Aim of the task: Show every line below that contains the string "historique". Case counts.

:: Given data

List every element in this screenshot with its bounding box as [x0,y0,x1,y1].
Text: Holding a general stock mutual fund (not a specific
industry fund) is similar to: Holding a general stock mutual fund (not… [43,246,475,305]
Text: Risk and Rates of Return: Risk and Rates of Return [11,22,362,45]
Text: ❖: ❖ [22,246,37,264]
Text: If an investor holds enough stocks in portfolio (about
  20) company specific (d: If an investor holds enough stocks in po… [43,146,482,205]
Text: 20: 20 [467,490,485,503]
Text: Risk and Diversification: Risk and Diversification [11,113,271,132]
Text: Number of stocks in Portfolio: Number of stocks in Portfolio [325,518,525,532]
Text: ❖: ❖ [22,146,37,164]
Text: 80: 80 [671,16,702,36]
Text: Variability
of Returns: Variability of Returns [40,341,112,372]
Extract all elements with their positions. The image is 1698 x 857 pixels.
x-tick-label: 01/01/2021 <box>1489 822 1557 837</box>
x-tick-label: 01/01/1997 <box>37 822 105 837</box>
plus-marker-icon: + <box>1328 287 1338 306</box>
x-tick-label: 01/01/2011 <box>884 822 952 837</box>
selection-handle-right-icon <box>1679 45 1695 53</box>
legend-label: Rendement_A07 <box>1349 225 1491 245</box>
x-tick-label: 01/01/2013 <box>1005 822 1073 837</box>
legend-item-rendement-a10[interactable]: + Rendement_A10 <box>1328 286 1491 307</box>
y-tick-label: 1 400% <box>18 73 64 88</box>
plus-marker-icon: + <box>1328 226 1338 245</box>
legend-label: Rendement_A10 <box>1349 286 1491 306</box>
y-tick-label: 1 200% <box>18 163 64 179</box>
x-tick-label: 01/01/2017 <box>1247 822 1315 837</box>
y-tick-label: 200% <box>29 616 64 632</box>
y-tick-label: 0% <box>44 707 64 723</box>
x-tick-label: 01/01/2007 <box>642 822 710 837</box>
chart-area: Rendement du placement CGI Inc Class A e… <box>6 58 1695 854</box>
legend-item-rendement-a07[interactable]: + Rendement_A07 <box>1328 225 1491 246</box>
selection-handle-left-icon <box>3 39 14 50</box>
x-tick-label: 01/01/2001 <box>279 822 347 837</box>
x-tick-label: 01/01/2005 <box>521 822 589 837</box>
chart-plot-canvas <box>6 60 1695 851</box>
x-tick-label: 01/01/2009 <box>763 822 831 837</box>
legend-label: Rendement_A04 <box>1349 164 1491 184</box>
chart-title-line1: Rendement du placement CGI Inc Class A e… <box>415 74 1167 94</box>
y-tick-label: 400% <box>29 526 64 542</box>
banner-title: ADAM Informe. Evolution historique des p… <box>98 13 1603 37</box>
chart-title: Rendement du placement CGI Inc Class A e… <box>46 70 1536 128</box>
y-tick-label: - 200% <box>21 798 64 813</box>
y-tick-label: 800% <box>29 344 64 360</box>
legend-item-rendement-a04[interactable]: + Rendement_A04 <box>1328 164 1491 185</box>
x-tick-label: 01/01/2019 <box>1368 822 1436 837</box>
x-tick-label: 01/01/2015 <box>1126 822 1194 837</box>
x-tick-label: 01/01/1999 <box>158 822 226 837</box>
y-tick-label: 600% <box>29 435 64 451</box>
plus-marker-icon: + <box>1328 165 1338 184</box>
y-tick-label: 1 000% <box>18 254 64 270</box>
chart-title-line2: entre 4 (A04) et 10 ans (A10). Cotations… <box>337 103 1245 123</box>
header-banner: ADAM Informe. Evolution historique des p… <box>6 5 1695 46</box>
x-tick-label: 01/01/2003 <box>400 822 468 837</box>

::::

Correct answer:
banner-title: ADAM Informe. Evolution historique des p… <box>98 13 1603 37</box>
header-banner: ADAM Informe. Evolution historique des p… <box>6 5 1695 46</box>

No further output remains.